EXERCISE BRIEF: Below are the records; collect from them each line containing the string "推广时间约为".

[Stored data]
┏━━

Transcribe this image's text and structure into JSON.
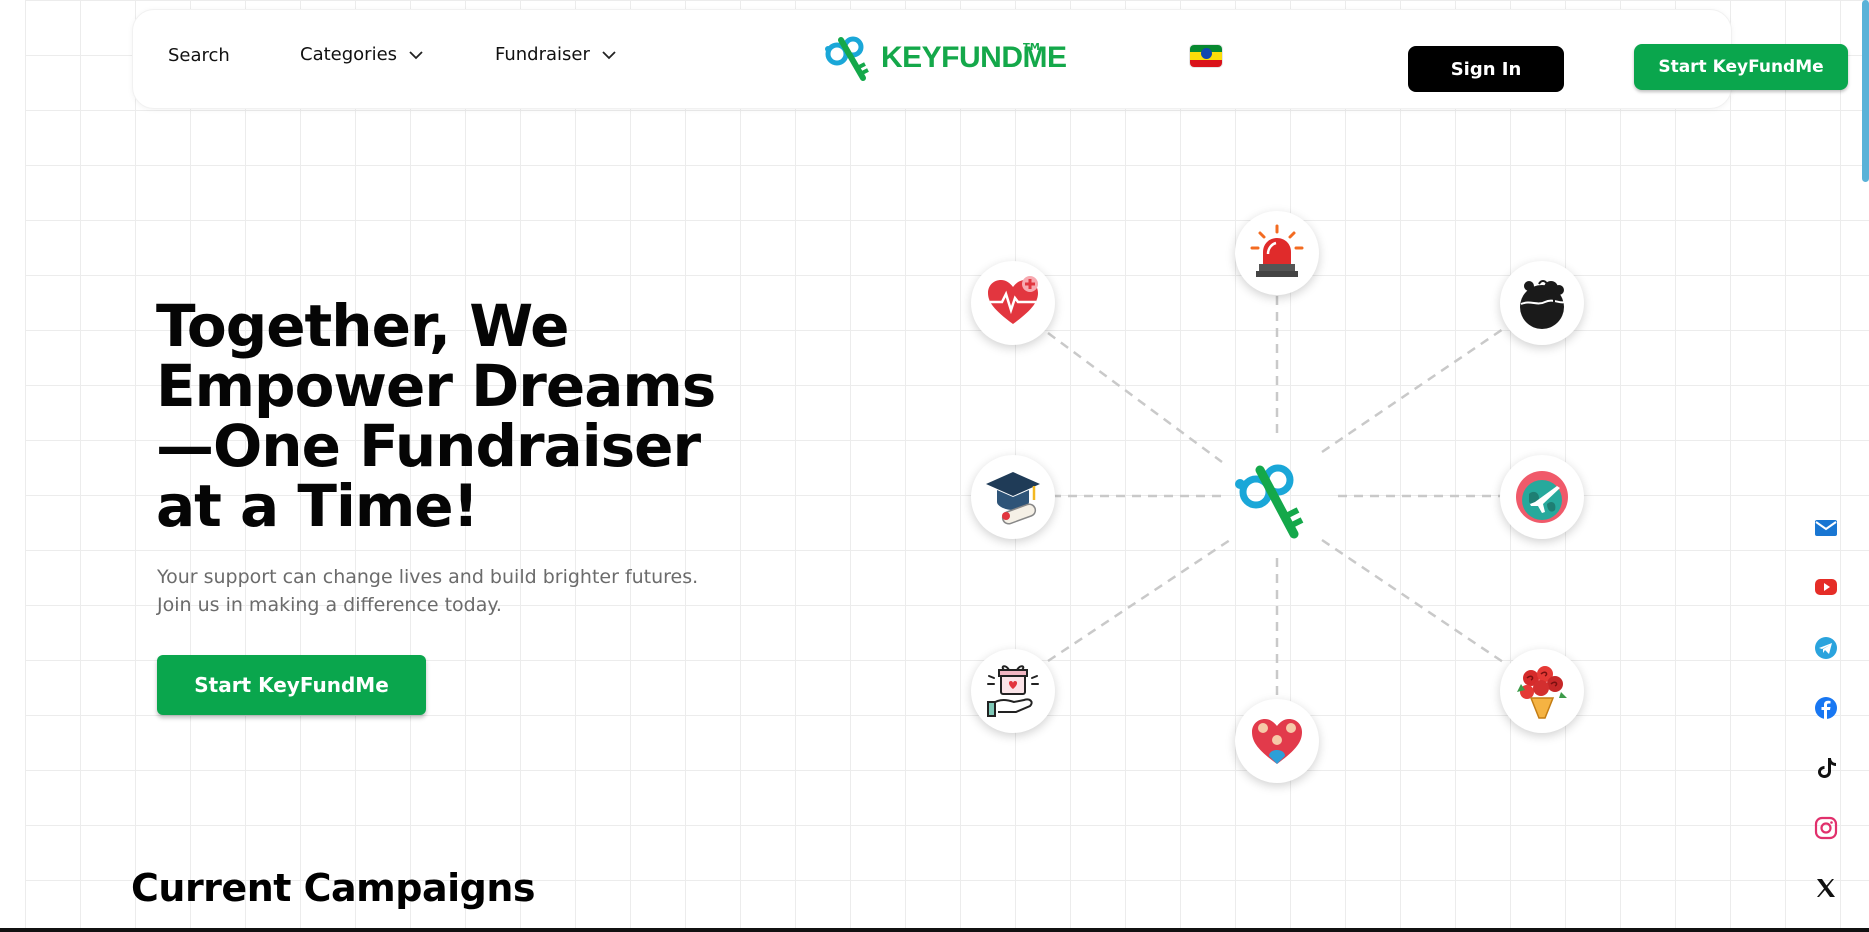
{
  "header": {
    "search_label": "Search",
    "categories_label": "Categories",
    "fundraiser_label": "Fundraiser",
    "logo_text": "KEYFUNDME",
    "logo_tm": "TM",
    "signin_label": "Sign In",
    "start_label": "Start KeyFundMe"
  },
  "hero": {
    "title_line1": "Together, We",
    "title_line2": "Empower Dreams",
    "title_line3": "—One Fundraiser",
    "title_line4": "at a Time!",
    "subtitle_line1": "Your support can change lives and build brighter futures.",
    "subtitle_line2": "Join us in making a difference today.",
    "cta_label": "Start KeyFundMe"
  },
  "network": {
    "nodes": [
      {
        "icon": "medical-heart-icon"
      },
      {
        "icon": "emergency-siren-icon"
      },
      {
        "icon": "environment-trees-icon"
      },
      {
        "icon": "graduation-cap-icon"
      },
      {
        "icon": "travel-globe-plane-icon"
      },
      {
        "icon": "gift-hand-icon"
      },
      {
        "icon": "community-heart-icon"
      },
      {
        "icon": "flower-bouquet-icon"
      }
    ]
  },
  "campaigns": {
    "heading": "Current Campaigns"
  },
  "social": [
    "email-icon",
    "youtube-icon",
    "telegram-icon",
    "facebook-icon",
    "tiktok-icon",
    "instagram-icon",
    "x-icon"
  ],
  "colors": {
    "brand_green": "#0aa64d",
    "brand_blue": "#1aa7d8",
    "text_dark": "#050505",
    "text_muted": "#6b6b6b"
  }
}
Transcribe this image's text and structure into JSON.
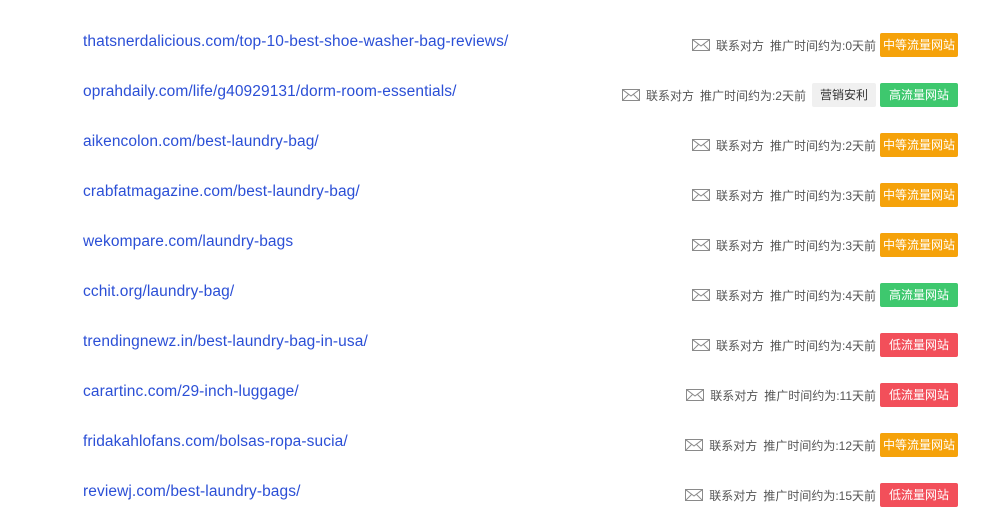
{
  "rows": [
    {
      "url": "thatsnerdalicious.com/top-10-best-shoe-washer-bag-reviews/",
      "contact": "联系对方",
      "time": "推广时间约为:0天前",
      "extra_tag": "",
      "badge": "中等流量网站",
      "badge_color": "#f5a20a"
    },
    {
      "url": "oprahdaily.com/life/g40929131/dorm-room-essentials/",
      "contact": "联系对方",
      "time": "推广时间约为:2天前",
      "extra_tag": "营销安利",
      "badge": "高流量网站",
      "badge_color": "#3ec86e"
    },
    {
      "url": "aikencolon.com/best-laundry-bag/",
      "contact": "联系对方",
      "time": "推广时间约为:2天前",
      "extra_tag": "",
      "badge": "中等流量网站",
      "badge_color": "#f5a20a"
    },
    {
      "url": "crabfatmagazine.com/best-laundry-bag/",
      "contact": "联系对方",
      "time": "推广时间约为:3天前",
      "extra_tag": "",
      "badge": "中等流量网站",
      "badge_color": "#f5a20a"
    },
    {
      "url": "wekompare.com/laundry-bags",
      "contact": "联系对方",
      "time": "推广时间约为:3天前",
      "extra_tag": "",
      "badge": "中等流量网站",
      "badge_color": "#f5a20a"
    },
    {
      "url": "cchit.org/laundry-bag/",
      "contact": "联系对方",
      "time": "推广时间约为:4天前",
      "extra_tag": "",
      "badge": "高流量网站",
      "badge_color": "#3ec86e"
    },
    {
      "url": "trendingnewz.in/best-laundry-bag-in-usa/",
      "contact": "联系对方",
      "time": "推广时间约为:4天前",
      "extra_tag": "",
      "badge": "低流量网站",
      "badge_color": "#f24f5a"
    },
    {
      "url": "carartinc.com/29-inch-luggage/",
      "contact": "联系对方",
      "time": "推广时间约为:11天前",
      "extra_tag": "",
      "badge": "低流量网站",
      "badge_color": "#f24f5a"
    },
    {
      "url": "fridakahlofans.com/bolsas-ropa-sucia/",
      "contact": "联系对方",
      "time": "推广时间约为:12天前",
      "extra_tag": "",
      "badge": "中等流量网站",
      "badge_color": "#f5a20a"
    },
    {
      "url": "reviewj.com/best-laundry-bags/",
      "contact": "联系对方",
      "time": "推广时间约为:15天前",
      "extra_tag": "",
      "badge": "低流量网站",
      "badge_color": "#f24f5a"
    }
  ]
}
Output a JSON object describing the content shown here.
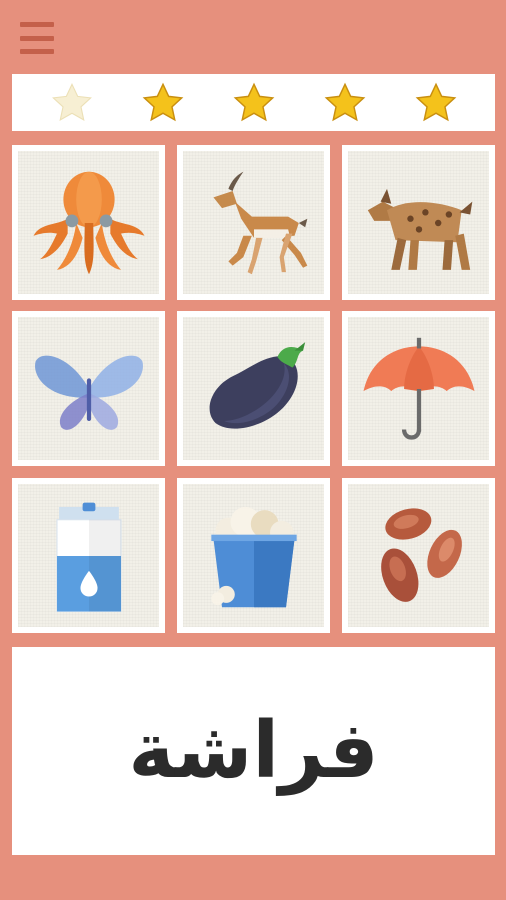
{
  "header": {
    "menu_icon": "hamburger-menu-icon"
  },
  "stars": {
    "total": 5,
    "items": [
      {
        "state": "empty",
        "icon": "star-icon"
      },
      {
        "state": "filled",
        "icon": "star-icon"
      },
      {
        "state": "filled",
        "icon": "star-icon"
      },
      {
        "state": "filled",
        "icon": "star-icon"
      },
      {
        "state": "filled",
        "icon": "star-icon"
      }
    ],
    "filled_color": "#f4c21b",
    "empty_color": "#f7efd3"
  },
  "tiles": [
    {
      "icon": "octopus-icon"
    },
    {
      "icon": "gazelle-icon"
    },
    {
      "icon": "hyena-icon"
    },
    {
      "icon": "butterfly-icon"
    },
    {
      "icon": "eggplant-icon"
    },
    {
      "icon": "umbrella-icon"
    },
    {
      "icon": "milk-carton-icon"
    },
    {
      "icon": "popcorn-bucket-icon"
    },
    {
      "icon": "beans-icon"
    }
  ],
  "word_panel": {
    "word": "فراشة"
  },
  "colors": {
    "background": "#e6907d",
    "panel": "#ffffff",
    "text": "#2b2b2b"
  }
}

┗━━

ANSWER TO THE PROBLEM:
      "time": "推广时间约为:0天前",
      "time": "推广时间约为:2天前",
      "time": "推广时间约为:2天前",
      "time": "推广时间约为:3天前",
      "time": "推广时间约为:3天前",
      "time": "推广时间约为:4天前",
      "time": "推广时间约为:4天前",
      "time": "推广时间约为:11天前",
      "time": "推广时间约为:12天前",
      "time": "推广时间约为:15天前",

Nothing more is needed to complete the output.